### Exercise brief
Check every line of the material below for the string "frac", and return the ones that have it.

### Stored data

:::::

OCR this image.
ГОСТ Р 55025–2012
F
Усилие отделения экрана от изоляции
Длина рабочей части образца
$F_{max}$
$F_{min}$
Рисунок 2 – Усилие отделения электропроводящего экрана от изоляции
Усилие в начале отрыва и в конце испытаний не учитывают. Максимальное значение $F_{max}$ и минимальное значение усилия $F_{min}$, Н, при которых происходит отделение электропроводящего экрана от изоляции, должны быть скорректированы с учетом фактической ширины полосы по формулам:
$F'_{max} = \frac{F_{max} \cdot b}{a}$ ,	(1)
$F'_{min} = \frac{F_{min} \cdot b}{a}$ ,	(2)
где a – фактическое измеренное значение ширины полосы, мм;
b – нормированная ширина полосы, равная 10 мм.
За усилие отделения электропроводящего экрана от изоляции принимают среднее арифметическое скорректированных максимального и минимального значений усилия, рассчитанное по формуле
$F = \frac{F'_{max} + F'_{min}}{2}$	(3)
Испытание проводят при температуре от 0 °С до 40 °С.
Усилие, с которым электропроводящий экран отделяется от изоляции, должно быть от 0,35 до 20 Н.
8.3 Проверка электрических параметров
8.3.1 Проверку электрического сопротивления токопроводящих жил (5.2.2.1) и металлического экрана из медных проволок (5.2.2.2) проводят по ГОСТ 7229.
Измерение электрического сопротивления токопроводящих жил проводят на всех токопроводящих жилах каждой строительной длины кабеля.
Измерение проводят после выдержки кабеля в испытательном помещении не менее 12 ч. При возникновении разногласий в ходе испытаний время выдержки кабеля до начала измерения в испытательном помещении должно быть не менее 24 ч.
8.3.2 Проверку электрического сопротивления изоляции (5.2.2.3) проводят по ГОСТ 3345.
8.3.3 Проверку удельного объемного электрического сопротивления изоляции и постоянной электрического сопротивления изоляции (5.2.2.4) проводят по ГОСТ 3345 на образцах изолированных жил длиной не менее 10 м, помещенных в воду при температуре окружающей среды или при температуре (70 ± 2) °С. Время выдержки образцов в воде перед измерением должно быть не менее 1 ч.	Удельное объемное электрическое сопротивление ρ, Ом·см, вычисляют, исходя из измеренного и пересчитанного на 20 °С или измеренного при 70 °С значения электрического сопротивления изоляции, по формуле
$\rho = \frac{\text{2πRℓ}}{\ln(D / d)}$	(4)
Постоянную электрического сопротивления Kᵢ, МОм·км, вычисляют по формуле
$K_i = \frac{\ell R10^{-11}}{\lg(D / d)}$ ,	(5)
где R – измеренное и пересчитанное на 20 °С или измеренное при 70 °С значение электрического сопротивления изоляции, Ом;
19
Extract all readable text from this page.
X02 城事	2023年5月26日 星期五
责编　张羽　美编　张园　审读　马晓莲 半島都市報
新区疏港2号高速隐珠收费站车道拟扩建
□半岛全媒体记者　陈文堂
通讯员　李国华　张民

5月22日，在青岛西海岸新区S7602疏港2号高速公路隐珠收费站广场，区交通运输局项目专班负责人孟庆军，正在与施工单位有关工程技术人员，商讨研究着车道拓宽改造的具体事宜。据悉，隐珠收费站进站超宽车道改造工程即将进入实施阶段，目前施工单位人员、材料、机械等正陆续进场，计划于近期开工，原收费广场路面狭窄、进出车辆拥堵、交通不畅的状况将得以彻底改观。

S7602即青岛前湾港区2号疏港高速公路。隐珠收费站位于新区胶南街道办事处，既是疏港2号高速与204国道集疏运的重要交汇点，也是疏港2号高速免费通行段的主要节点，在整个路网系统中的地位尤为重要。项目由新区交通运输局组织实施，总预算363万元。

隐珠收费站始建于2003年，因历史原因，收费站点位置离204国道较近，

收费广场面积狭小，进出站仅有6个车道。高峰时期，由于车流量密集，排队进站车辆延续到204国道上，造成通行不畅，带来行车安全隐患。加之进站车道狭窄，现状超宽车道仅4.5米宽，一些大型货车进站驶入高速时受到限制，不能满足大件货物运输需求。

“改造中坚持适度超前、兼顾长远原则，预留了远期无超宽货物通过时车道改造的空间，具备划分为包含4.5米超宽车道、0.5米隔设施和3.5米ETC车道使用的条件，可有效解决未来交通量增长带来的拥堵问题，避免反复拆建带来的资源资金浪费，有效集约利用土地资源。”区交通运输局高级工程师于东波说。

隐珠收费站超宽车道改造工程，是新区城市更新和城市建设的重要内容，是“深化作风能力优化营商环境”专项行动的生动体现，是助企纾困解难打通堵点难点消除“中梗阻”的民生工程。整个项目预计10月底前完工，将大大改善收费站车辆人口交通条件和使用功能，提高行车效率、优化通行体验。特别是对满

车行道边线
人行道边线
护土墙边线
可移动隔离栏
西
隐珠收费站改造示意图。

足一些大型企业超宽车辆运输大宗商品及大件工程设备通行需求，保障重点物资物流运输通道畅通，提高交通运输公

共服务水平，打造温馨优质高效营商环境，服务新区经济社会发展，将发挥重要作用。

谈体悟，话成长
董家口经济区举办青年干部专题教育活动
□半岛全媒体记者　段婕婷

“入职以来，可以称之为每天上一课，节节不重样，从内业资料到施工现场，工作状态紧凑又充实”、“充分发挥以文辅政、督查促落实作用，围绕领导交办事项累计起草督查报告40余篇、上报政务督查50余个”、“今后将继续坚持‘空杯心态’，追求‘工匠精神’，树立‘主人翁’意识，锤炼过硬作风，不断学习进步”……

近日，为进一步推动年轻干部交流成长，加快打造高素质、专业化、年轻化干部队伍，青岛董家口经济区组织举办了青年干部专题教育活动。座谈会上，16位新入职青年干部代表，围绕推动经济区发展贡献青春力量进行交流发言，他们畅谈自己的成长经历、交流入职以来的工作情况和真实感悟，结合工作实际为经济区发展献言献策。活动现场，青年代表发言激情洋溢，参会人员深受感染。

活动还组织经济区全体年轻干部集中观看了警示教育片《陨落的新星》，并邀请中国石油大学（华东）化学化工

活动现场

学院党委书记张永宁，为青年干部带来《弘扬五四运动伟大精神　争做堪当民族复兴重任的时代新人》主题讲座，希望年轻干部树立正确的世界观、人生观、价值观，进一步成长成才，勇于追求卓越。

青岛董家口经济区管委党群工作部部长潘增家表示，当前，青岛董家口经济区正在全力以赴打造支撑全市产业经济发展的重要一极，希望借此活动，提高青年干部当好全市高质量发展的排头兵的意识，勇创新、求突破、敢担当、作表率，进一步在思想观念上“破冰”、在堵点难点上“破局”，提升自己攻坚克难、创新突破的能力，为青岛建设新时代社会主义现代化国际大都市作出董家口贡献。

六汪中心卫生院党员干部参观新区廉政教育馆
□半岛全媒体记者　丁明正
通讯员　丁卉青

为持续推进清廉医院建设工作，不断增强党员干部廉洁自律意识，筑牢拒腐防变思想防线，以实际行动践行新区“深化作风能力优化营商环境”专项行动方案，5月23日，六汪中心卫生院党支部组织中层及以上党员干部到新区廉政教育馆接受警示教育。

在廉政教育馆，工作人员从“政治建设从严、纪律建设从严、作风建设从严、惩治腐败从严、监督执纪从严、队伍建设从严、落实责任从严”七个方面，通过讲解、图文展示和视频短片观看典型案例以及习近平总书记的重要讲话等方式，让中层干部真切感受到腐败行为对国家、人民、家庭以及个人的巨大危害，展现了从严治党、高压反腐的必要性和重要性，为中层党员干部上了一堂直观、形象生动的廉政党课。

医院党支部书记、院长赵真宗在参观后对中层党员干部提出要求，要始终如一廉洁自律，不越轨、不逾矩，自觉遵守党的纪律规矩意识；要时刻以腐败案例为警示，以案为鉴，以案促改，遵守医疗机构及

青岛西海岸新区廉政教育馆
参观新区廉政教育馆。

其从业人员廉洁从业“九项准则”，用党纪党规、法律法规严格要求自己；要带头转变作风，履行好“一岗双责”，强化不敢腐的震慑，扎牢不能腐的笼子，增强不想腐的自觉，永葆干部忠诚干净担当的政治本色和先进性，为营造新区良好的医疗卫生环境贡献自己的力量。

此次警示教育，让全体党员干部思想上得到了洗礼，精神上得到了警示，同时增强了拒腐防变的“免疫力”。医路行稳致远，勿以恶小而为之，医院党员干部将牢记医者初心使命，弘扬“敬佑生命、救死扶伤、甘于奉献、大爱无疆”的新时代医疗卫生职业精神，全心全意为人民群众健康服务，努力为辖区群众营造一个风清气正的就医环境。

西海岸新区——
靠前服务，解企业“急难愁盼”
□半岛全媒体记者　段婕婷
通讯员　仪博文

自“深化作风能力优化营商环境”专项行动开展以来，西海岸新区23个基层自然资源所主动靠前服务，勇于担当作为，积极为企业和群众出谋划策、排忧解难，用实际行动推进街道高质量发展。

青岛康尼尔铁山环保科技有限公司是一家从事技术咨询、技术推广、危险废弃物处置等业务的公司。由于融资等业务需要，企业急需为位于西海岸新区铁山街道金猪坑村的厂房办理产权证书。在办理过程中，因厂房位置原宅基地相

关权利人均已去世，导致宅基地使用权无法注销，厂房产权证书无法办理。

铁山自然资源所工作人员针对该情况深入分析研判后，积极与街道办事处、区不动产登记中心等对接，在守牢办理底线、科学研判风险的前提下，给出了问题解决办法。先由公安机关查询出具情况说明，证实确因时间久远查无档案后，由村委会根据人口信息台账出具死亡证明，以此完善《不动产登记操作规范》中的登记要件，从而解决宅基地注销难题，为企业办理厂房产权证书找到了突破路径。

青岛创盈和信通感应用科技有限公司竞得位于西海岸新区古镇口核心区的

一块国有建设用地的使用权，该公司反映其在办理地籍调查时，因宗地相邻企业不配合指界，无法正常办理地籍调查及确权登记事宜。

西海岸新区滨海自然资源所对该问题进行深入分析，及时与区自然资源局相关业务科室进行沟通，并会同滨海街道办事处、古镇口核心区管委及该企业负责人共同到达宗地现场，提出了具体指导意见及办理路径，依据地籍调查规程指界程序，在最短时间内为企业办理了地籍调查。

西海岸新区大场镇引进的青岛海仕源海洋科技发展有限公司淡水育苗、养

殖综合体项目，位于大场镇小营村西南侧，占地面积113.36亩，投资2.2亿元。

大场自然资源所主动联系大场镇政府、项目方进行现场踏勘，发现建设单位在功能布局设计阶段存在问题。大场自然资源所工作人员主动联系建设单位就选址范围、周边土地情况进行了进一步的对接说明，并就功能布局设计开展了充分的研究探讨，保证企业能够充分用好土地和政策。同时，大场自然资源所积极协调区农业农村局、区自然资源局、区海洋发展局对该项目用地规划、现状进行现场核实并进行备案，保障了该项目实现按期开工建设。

:::::

### Answer in full
$F'_{max} = \frac{F_{max} \cdot b}{a}$ ,	(1)
$F'_{min} = \frac{F_{min} \cdot b}{a}$ ,	(2)
$F = \frac{F'_{max} + F'_{min}}{2}$	(3)
$\rho = \frac{\text{2πRℓ}}{\ln(D / d)}$	(4)
$K_i = \frac{\ell R10^{-11}}{\lg(D / d)}$ ,	(5)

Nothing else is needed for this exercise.